## [RECORD SET]
● ● ● ● ●

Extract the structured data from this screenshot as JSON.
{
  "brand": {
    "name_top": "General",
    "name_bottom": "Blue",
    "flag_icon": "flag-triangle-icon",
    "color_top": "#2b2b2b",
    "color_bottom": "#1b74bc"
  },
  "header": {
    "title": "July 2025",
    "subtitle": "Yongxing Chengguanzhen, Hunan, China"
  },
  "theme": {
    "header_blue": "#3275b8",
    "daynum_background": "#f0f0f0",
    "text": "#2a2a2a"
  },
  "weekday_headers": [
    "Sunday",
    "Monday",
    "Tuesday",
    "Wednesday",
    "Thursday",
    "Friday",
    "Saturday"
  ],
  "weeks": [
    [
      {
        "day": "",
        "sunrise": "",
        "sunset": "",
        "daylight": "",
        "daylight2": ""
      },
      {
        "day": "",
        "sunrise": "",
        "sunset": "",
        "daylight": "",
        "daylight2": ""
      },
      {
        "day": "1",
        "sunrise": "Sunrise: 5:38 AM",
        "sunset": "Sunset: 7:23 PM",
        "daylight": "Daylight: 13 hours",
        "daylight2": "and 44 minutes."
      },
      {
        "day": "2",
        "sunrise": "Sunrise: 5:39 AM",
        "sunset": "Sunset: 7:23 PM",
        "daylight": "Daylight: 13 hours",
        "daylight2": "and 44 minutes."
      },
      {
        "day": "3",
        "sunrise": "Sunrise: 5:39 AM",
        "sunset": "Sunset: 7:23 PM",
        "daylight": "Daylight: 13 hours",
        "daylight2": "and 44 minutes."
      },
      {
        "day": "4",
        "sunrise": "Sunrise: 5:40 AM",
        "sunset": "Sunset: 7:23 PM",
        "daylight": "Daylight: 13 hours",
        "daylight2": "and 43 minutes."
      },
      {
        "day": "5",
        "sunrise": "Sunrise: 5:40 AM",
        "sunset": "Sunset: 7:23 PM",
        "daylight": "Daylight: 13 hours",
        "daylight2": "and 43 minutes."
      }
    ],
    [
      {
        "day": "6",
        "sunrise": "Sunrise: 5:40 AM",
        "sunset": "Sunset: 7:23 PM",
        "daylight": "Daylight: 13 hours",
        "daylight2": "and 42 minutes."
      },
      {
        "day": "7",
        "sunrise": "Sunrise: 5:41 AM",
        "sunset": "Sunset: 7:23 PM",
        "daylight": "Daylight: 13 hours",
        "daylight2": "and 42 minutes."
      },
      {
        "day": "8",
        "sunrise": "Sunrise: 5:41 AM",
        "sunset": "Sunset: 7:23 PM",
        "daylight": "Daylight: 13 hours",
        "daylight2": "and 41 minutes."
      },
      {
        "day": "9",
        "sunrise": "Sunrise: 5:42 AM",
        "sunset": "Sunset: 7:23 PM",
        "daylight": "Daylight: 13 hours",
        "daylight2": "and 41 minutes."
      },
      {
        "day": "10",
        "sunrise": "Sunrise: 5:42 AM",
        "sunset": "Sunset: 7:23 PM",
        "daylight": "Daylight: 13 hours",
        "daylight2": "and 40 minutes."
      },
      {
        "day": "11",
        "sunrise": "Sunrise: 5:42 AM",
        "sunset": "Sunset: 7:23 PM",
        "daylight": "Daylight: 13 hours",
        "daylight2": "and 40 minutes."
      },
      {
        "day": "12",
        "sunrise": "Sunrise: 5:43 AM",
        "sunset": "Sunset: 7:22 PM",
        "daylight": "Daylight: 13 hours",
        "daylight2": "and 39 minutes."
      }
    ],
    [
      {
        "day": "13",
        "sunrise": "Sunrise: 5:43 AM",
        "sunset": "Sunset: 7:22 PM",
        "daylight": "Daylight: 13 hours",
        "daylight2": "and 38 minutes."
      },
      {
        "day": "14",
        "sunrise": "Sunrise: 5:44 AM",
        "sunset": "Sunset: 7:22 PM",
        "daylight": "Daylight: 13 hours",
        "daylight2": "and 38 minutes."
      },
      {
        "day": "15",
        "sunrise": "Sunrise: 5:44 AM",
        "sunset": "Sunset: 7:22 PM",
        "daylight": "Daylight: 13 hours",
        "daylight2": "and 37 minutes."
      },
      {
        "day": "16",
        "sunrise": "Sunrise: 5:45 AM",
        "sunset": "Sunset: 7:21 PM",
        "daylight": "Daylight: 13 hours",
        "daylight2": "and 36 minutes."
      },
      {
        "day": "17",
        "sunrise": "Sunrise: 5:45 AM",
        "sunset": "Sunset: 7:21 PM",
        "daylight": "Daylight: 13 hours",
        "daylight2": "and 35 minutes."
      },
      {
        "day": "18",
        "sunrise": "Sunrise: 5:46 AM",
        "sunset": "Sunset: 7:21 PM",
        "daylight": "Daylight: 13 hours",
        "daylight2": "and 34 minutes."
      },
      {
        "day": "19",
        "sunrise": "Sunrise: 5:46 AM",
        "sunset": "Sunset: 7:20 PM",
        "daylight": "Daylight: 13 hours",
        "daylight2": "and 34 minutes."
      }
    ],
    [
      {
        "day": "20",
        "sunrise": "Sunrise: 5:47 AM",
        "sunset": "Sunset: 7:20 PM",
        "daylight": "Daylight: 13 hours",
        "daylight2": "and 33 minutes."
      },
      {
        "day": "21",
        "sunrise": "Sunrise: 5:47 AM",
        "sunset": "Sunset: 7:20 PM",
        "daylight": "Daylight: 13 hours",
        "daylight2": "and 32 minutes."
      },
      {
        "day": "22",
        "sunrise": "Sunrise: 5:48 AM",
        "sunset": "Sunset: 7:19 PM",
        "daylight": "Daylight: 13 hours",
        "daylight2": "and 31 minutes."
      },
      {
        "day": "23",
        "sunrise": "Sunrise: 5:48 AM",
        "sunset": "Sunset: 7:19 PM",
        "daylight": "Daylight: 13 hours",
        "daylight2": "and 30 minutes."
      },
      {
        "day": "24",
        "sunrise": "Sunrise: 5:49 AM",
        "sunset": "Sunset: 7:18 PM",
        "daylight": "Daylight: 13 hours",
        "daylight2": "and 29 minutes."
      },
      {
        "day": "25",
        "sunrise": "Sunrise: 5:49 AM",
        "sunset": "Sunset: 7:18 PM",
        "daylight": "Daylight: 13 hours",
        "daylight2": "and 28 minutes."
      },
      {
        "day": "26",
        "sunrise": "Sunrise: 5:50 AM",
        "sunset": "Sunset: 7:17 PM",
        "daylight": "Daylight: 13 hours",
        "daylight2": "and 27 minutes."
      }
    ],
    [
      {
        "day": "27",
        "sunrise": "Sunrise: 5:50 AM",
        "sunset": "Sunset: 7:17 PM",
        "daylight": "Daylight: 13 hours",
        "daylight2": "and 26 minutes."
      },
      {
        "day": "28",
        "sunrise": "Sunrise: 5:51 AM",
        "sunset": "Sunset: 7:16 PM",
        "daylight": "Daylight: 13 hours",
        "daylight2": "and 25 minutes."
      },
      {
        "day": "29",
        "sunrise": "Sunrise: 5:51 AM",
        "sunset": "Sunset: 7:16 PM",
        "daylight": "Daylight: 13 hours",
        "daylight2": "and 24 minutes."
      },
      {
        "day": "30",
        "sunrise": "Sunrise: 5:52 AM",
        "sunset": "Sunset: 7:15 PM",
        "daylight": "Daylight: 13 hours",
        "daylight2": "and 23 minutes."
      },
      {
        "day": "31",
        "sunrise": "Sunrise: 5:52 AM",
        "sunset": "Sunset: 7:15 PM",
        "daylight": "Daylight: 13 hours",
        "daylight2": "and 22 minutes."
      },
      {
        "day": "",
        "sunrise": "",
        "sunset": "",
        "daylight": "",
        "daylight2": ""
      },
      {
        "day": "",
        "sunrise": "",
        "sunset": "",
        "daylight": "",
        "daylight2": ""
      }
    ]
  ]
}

● ● ● ● ●

## [WHAT YOU NEED TO DO]
Your task is to retype all the records above with nothing left out.

## [TASK RESPONSE]
Extract the structured data from this screenshot as JSON.
{
  "brand": {
    "name_top": "General",
    "name_bottom": "Blue",
    "flag_icon": "flag-triangle-icon",
    "color_top": "#2b2b2b",
    "color_bottom": "#1b74bc"
  },
  "header": {
    "title": "July 2025",
    "subtitle": "Yongxing Chengguanzhen, Hunan, China"
  },
  "theme": {
    "header_blue": "#3275b8",
    "daynum_background": "#f0f0f0",
    "text": "#2a2a2a"
  },
  "weekday_headers": [
    "Sunday",
    "Monday",
    "Tuesday",
    "Wednesday",
    "Thursday",
    "Friday",
    "Saturday"
  ],
  "weeks": [
    [
      {
        "day": "",
        "sunrise": "",
        "sunset": "",
        "daylight": "",
        "daylight2": ""
      },
      {
        "day": "",
        "sunrise": "",
        "sunset": "",
        "daylight": "",
        "daylight2": ""
      },
      {
        "day": "1",
        "sunrise": "Sunrise: 5:38 AM",
        "sunset": "Sunset: 7:23 PM",
        "daylight": "Daylight: 13 hours",
        "daylight2": "and 44 minutes."
      },
      {
        "day": "2",
        "sunrise": "Sunrise: 5:39 AM",
        "sunset": "Sunset: 7:23 PM",
        "daylight": "Daylight: 13 hours",
        "daylight2": "and 44 minutes."
      },
      {
        "day": "3",
        "sunrise": "Sunrise: 5:39 AM",
        "sunset": "Sunset: 7:23 PM",
        "daylight": "Daylight: 13 hours",
        "daylight2": "and 44 minutes."
      },
      {
        "day": "4",
        "sunrise": "Sunrise: 5:40 AM",
        "sunset": "Sunset: 7:23 PM",
        "daylight": "Daylight: 13 hours",
        "daylight2": "and 43 minutes."
      },
      {
        "day": "5",
        "sunrise": "Sunrise: 5:40 AM",
        "sunset": "Sunset: 7:23 PM",
        "daylight": "Daylight: 13 hours",
        "daylight2": "and 43 minutes."
      }
    ],
    [
      {
        "day": "6",
        "sunrise": "Sunrise: 5:40 AM",
        "sunset": "Sunset: 7:23 PM",
        "daylight": "Daylight: 13 hours",
        "daylight2": "and 42 minutes."
      },
      {
        "day": "7",
        "sunrise": "Sunrise: 5:41 AM",
        "sunset": "Sunset: 7:23 PM",
        "daylight": "Daylight: 13 hours",
        "daylight2": "and 42 minutes."
      },
      {
        "day": "8",
        "sunrise": "Sunrise: 5:41 AM",
        "sunset": "Sunset: 7:23 PM",
        "daylight": "Daylight: 13 hours",
        "daylight2": "and 41 minutes."
      },
      {
        "day": "9",
        "sunrise": "Sunrise: 5:42 AM",
        "sunset": "Sunset: 7:23 PM",
        "daylight": "Daylight: 13 hours",
        "daylight2": "and 41 minutes."
      },
      {
        "day": "10",
        "sunrise": "Sunrise: 5:42 AM",
        "sunset": "Sunset: 7:23 PM",
        "daylight": "Daylight: 13 hours",
        "daylight2": "and 40 minutes."
      },
      {
        "day": "11",
        "sunrise": "Sunrise: 5:42 AM",
        "sunset": "Sunset: 7:23 PM",
        "daylight": "Daylight: 13 hours",
        "daylight2": "and 40 minutes."
      },
      {
        "day": "12",
        "sunrise": "Sunrise: 5:43 AM",
        "sunset": "Sunset: 7:22 PM",
        "daylight": "Daylight: 13 hours",
        "daylight2": "and 39 minutes."
      }
    ],
    [
      {
        "day": "13",
        "sunrise": "Sunrise: 5:43 AM",
        "sunset": "Sunset: 7:22 PM",
        "daylight": "Daylight: 13 hours",
        "daylight2": "and 38 minutes."
      },
      {
        "day": "14",
        "sunrise": "Sunrise: 5:44 AM",
        "sunset": "Sunset: 7:22 PM",
        "daylight": "Daylight: 13 hours",
        "daylight2": "and 38 minutes."
      },
      {
        "day": "15",
        "sunrise": "Sunrise: 5:44 AM",
        "sunset": "Sunset: 7:22 PM",
        "daylight": "Daylight: 13 hours",
        "daylight2": "and 37 minutes."
      },
      {
        "day": "16",
        "sunrise": "Sunrise: 5:45 AM",
        "sunset": "Sunset: 7:21 PM",
        "daylight": "Daylight: 13 hours",
        "daylight2": "and 36 minutes."
      },
      {
        "day": "17",
        "sunrise": "Sunrise: 5:45 AM",
        "sunset": "Sunset: 7:21 PM",
        "daylight": "Daylight: 13 hours",
        "daylight2": "and 35 minutes."
      },
      {
        "day": "18",
        "sunrise": "Sunrise: 5:46 AM",
        "sunset": "Sunset: 7:21 PM",
        "daylight": "Daylight: 13 hours",
        "daylight2": "and 34 minutes."
      },
      {
        "day": "19",
        "sunrise": "Sunrise: 5:46 AM",
        "sunset": "Sunset: 7:20 PM",
        "daylight": "Daylight: 13 hours",
        "daylight2": "and 34 minutes."
      }
    ],
    [
      {
        "day": "20",
        "sunrise": "Sunrise: 5:47 AM",
        "sunset": "Sunset: 7:20 PM",
        "daylight": "Daylight: 13 hours",
        "daylight2": "and 33 minutes."
      },
      {
        "day": "21",
        "sunrise": "Sunrise: 5:47 AM",
        "sunset": "Sunset: 7:20 PM",
        "daylight": "Daylight: 13 hours",
        "daylight2": "and 32 minutes."
      },
      {
        "day": "22",
        "sunrise": "Sunrise: 5:48 AM",
        "sunset": "Sunset: 7:19 PM",
        "daylight": "Daylight: 13 hours",
        "daylight2": "and 31 minutes."
      },
      {
        "day": "23",
        "sunrise": "Sunrise: 5:48 AM",
        "sunset": "Sunset: 7:19 PM",
        "daylight": "Daylight: 13 hours",
        "daylight2": "and 30 minutes."
      },
      {
        "day": "24",
        "sunrise": "Sunrise: 5:49 AM",
        "sunset": "Sunset: 7:18 PM",
        "daylight": "Daylight: 13 hours",
        "daylight2": "and 29 minutes."
      },
      {
        "day": "25",
        "sunrise": "Sunrise: 5:49 AM",
        "sunset": "Sunset: 7:18 PM",
        "daylight": "Daylight: 13 hours",
        "daylight2": "and 28 minutes."
      },
      {
        "day": "26",
        "sunrise": "Sunrise: 5:50 AM",
        "sunset": "Sunset: 7:17 PM",
        "daylight": "Daylight: 13 hours",
        "daylight2": "and 27 minutes."
      }
    ],
    [
      {
        "day": "27",
        "sunrise": "Sunrise: 5:50 AM",
        "sunset": "Sunset: 7:17 PM",
        "daylight": "Daylight: 13 hours",
        "daylight2": "and 26 minutes."
      },
      {
        "day": "28",
        "sunrise": "Sunrise: 5:51 AM",
        "sunset": "Sunset: 7:16 PM",
        "daylight": "Daylight: 13 hours",
        "daylight2": "and 25 minutes."
      },
      {
        "day": "29",
        "sunrise": "Sunrise: 5:51 AM",
        "sunset": "Sunset: 7:16 PM",
        "daylight": "Daylight: 13 hours",
        "daylight2": "and 24 minutes."
      },
      {
        "day": "30",
        "sunrise": "Sunrise: 5:52 AM",
        "sunset": "Sunset: 7:15 PM",
        "daylight": "Daylight: 13 hours",
        "daylight2": "and 23 minutes."
      },
      {
        "day": "31",
        "sunrise": "Sunrise: 5:52 AM",
        "sunset": "Sunset: 7:15 PM",
        "daylight": "Daylight: 13 hours",
        "daylight2": "and 22 minutes."
      },
      {
        "day": "",
        "sunrise": "",
        "sunset": "",
        "daylight": "",
        "daylight2": ""
      },
      {
        "day": "",
        "sunrise": "",
        "sunset": "",
        "daylight": "",
        "daylight2": ""
      }
    ]
  ]
}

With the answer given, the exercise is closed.